__SOURCE RECORDS__
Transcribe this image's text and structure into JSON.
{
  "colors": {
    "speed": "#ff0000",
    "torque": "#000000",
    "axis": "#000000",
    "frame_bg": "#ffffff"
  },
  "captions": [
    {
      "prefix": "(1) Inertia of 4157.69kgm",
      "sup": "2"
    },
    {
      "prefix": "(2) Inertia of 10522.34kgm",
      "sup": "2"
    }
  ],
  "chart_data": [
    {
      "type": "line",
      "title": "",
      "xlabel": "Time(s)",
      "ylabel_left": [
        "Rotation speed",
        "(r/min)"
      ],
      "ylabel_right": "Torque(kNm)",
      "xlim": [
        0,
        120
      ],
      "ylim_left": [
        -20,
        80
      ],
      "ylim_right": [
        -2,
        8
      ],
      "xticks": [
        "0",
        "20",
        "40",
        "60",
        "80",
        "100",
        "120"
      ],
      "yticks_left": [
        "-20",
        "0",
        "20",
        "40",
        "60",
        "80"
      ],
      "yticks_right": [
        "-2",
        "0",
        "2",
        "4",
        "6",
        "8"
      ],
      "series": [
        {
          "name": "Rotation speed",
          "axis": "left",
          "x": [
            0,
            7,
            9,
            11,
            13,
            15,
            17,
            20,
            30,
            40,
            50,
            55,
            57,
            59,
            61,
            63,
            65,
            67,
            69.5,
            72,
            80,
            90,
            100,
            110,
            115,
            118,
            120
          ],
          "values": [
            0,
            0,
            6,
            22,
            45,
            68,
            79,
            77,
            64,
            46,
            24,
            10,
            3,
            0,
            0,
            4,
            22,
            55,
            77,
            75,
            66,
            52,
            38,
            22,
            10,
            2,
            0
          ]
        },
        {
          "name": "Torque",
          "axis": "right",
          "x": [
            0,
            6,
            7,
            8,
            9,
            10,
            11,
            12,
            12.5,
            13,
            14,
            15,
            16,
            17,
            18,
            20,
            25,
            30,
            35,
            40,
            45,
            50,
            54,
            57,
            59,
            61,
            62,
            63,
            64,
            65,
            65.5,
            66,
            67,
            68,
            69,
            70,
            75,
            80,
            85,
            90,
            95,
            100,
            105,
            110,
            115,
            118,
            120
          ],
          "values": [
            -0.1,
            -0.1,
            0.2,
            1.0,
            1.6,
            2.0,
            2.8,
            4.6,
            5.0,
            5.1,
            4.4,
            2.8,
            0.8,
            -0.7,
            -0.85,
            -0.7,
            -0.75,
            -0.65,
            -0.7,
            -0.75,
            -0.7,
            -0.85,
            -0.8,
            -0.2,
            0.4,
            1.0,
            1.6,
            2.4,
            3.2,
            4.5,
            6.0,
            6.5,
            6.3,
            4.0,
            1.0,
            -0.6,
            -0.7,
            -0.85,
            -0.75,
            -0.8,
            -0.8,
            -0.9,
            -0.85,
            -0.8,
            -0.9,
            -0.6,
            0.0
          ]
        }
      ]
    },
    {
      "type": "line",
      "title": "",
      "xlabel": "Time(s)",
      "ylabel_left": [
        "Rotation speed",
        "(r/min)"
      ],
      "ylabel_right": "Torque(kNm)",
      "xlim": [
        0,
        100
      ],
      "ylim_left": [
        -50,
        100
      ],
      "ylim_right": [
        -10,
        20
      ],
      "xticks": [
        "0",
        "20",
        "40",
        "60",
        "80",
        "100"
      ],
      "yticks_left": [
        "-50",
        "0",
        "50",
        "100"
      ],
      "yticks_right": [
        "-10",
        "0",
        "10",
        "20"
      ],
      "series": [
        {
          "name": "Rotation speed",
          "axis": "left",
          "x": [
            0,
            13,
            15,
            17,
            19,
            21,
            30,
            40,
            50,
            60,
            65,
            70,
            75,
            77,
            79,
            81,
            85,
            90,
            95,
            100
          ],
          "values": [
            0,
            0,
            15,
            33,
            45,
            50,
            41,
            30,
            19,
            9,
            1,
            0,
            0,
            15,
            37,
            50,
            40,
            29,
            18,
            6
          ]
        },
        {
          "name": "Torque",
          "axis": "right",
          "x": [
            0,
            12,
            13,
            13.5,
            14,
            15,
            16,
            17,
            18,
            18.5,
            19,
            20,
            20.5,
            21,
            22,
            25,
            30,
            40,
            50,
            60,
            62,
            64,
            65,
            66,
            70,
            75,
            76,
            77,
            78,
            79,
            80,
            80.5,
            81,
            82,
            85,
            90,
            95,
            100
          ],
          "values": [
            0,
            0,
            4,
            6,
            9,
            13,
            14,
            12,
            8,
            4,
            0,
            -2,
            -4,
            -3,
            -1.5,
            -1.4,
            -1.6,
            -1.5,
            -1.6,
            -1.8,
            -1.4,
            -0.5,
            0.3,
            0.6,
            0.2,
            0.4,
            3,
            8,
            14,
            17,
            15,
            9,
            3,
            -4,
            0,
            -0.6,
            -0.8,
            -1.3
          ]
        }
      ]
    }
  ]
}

__TASK STATEMENT__
Output the entries verbatim.

__RESPONSE__
Transcribe this image's text and structure into JSON.
{
  "colors": {
    "speed": "#ff0000",
    "torque": "#000000",
    "axis": "#000000",
    "frame_bg": "#ffffff"
  },
  "captions": [
    {
      "prefix": "(1) Inertia of 4157.69kgm",
      "sup": "2"
    },
    {
      "prefix": "(2) Inertia of 10522.34kgm",
      "sup": "2"
    }
  ],
  "chart_data": [
    {
      "type": "line",
      "title": "",
      "xlabel": "Time(s)",
      "ylabel_left": [
        "Rotation speed",
        "(r/min)"
      ],
      "ylabel_right": "Torque(kNm)",
      "xlim": [
        0,
        120
      ],
      "ylim_left": [
        -20,
        80
      ],
      "ylim_right": [
        -2,
        8
      ],
      "xticks": [
        "0",
        "20",
        "40",
        "60",
        "80",
        "100",
        "120"
      ],
      "yticks_left": [
        "-20",
        "0",
        "20",
        "40",
        "60",
        "80"
      ],
      "yticks_right": [
        "-2",
        "0",
        "2",
        "4",
        "6",
        "8"
      ],
      "series": [
        {
          "name": "Rotation speed",
          "axis": "left",
          "x": [
            0,
            7,
            9,
            11,
            13,
            15,
            17,
            20,
            30,
            40,
            50,
            55,
            57,
            59,
            61,
            63,
            65,
            67,
            69.5,
            72,
            80,
            90,
            100,
            110,
            115,
            118,
            120
          ],
          "values": [
            0,
            0,
            6,
            22,
            45,
            68,
            79,
            77,
            64,
            46,
            24,
            10,
            3,
            0,
            0,
            4,
            22,
            55,
            77,
            75,
            66,
            52,
            38,
            22,
            10,
            2,
            0
          ]
        },
        {
          "name": "Torque",
          "axis": "right",
          "x": [
            0,
            6,
            7,
            8,
            9,
            10,
            11,
            12,
            12.5,
            13,
            14,
            15,
            16,
            17,
            18,
            20,
            25,
            30,
            35,
            40,
            45,
            50,
            54,
            57,
            59,
            61,
            62,
            63,
            64,
            65,
            65.5,
            66,
            67,
            68,
            69,
            70,
            75,
            80,
            85,
            90,
            95,
            100,
            105,
            110,
            115,
            118,
            120
          ],
          "values": [
            -0.1,
            -0.1,
            0.2,
            1.0,
            1.6,
            2.0,
            2.8,
            4.6,
            5.0,
            5.1,
            4.4,
            2.8,
            0.8,
            -0.7,
            -0.85,
            -0.7,
            -0.75,
            -0.65,
            -0.7,
            -0.75,
            -0.7,
            -0.85,
            -0.8,
            -0.2,
            0.4,
            1.0,
            1.6,
            2.4,
            3.2,
            4.5,
            6.0,
            6.5,
            6.3,
            4.0,
            1.0,
            -0.6,
            -0.7,
            -0.85,
            -0.75,
            -0.8,
            -0.8,
            -0.9,
            -0.85,
            -0.8,
            -0.9,
            -0.6,
            0.0
          ]
        }
      ]
    },
    {
      "type": "line",
      "title": "",
      "xlabel": "Time(s)",
      "ylabel_left": [
        "Rotation speed",
        "(r/min)"
      ],
      "ylabel_right": "Torque(kNm)",
      "xlim": [
        0,
        100
      ],
      "ylim_left": [
        -50,
        100
      ],
      "ylim_right": [
        -10,
        20
      ],
      "xticks": [
        "0",
        "20",
        "40",
        "60",
        "80",
        "100"
      ],
      "yticks_left": [
        "-50",
        "0",
        "50",
        "100"
      ],
      "yticks_right": [
        "-10",
        "0",
        "10",
        "20"
      ],
      "series": [
        {
          "name": "Rotation speed",
          "axis": "left",
          "x": [
            0,
            13,
            15,
            17,
            19,
            21,
            30,
            40,
            50,
            60,
            65,
            70,
            75,
            77,
            79,
            81,
            85,
            90,
            95,
            100
          ],
          "values": [
            0,
            0,
            15,
            33,
            45,
            50,
            41,
            30,
            19,
            9,
            1,
            0,
            0,
            15,
            37,
            50,
            40,
            29,
            18,
            6
          ]
        },
        {
          "name": "Torque",
          "axis": "right",
          "x": [
            0,
            12,
            13,
            13.5,
            14,
            15,
            16,
            17,
            18,
            18.5,
            19,
            20,
            20.5,
            21,
            22,
            25,
            30,
            40,
            50,
            60,
            62,
            64,
            65,
            66,
            70,
            75,
            76,
            77,
            78,
            79,
            80,
            80.5,
            81,
            82,
            85,
            90,
            95,
            100
          ],
          "values": [
            0,
            0,
            4,
            6,
            9,
            13,
            14,
            12,
            8,
            4,
            0,
            -2,
            -4,
            -3,
            -1.5,
            -1.4,
            -1.6,
            -1.5,
            -1.6,
            -1.8,
            -1.4,
            -0.5,
            0.3,
            0.6,
            0.2,
            0.4,
            3,
            8,
            14,
            17,
            15,
            9,
            3,
            -4,
            0,
            -0.6,
            -0.8,
            -1.3
          ]
        }
      ]
    }
  ]
}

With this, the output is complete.